EXERCISE REQUIREMENTS:
Here are records with pictures in them. Copy all of them exactly and leave the pictures out.

DATA EXTRACT:
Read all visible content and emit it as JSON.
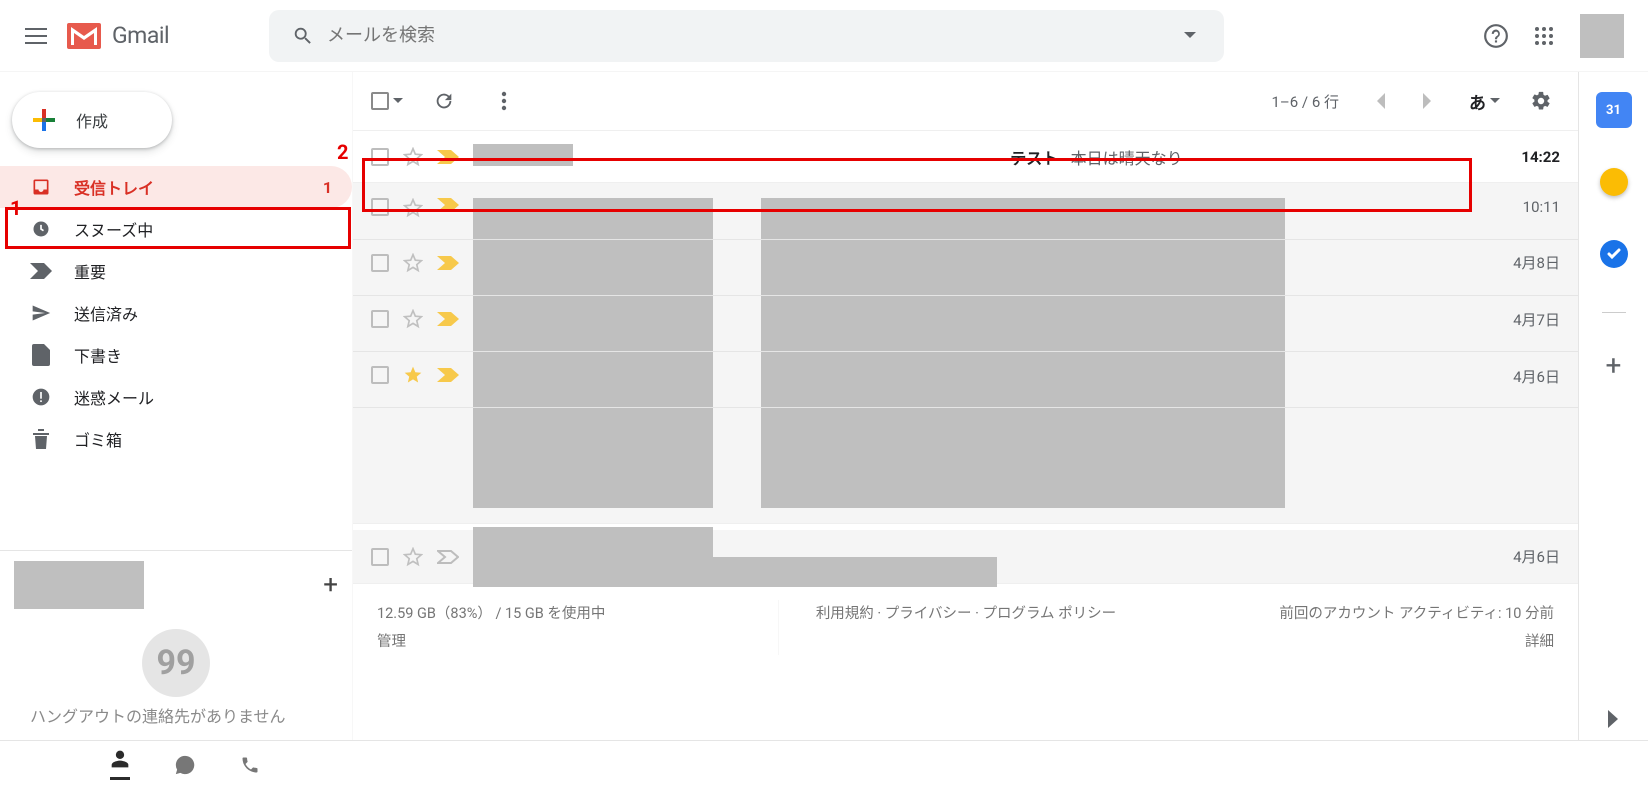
{
  "annotations": {
    "one": "1",
    "two": "2"
  },
  "header": {
    "brand": "Gmail",
    "search_placeholder": "メールを検索"
  },
  "compose": {
    "label": "作成"
  },
  "sidebar": {
    "items": [
      {
        "label": "受信トレイ",
        "count": "1",
        "icon": "inbox",
        "active": true
      },
      {
        "label": "スヌーズ中",
        "icon": "clock"
      },
      {
        "label": "重要",
        "icon": "important"
      },
      {
        "label": "送信済み",
        "icon": "send"
      },
      {
        "label": "下書き",
        "icon": "draft"
      },
      {
        "label": "迷惑メール",
        "icon": "spam"
      },
      {
        "label": "ゴミ箱",
        "icon": "trash"
      }
    ]
  },
  "hangouts": {
    "bubble": "99",
    "message": "ハングアウトの連絡先がありません"
  },
  "toolbar": {
    "pager": "1–6 / 6 行",
    "lang": "あ"
  },
  "mails": [
    {
      "subject_main": "テスト",
      "subject_rest": " - 本日は晴天なり",
      "time": "14:22",
      "unread": true,
      "starred": false,
      "important": true
    },
    {
      "time": "10:11",
      "starred": false,
      "important": true
    },
    {
      "time": "4月8日",
      "starred": false,
      "important": true
    },
    {
      "time": "4月7日",
      "starred": false,
      "important": true
    },
    {
      "time": "4月6日",
      "starred": true,
      "important": true
    },
    {
      "time": "4月6日",
      "starred": false,
      "important": false
    }
  ],
  "footer": {
    "storage_line1": "12.59 GB（83%） / 15 GB を使用中",
    "storage_line2": "管理",
    "policies": "利用規約 · プライバシー · プログラム ポリシー",
    "activity_line1": "前回のアカウント アクティビティ: 10 分前",
    "activity_line2": "詳細"
  },
  "sidepanel": {
    "calendar_day": "31"
  }
}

FULL RESPONSE:
Read all visible content and emit it as JSON.
{
  "annotations": {
    "one": "1",
    "two": "2"
  },
  "header": {
    "brand": "Gmail",
    "search_placeholder": "メールを検索"
  },
  "compose": {
    "label": "作成"
  },
  "sidebar": {
    "items": [
      {
        "label": "受信トレイ",
        "count": "1",
        "icon": "inbox",
        "active": true
      },
      {
        "label": "スヌーズ中",
        "icon": "clock"
      },
      {
        "label": "重要",
        "icon": "important"
      },
      {
        "label": "送信済み",
        "icon": "send"
      },
      {
        "label": "下書き",
        "icon": "draft"
      },
      {
        "label": "迷惑メール",
        "icon": "spam"
      },
      {
        "label": "ゴミ箱",
        "icon": "trash"
      }
    ]
  },
  "hangouts": {
    "bubble": "99",
    "message": "ハングアウトの連絡先がありません"
  },
  "toolbar": {
    "pager": "1–6 / 6 行",
    "lang": "あ"
  },
  "mails": [
    {
      "subject_main": "テスト",
      "subject_rest": " - 本日は晴天なり",
      "time": "14:22",
      "unread": true,
      "starred": false,
      "important": true
    },
    {
      "time": "10:11",
      "starred": false,
      "important": true
    },
    {
      "time": "4月8日",
      "starred": false,
      "important": true
    },
    {
      "time": "4月7日",
      "starred": false,
      "important": true
    },
    {
      "time": "4月6日",
      "starred": true,
      "important": true
    },
    {
      "time": "4月6日",
      "starred": false,
      "important": false
    }
  ],
  "footer": {
    "storage_line1": "12.59 GB（83%） / 15 GB を使用中",
    "storage_line2": "管理",
    "policies": "利用規約 · プライバシー · プログラム ポリシー",
    "activity_line1": "前回のアカウント アクティビティ: 10 分前",
    "activity_line2": "詳細"
  },
  "sidepanel": {
    "calendar_day": "31"
  }
}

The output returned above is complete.